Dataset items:

____________________

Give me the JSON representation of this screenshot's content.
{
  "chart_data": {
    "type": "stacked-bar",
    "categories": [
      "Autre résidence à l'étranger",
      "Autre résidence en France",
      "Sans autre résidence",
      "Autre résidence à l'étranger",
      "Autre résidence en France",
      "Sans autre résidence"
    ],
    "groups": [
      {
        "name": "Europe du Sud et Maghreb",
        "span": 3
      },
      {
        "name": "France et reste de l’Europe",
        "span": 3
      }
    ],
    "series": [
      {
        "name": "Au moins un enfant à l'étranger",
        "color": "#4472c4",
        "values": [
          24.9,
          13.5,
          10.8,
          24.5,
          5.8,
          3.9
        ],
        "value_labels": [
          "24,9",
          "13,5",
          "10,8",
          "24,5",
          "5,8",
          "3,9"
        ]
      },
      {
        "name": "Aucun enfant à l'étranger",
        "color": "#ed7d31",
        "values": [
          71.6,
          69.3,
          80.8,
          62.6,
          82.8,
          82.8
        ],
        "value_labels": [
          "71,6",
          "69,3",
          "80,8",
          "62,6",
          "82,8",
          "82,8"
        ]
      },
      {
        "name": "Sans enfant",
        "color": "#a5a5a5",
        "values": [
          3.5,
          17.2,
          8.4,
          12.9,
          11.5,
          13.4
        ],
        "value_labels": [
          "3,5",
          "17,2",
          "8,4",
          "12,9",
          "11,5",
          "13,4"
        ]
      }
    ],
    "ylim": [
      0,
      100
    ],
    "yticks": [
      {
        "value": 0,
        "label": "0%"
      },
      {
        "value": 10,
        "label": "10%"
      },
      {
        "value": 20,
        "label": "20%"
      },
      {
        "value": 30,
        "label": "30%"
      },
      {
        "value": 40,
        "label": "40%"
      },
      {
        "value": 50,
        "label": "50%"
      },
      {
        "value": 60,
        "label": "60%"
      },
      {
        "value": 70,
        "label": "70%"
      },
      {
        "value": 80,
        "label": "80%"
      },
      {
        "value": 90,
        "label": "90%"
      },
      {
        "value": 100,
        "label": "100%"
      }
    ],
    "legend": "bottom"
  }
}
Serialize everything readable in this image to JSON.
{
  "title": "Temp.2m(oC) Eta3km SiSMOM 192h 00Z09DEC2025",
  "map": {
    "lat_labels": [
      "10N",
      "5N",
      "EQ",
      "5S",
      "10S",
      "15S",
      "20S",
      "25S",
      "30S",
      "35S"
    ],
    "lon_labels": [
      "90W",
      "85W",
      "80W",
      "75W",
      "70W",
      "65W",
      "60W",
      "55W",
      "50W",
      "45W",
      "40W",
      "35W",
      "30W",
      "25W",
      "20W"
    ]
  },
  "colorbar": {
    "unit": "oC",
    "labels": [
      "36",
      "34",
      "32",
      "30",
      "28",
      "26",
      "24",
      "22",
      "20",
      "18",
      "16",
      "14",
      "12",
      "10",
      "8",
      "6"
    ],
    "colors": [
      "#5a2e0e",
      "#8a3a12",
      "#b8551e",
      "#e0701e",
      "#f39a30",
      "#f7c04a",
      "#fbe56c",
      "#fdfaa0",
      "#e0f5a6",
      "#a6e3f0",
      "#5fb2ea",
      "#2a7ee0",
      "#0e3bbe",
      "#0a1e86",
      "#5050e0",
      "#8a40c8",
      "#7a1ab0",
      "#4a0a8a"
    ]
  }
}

____________________

### Work instructions
Search the data for "this" and list every line in which it occurs.

### Task solution
Give me the JSON representation of this screenshot's content.
Serialize everything readable in this image to JSON.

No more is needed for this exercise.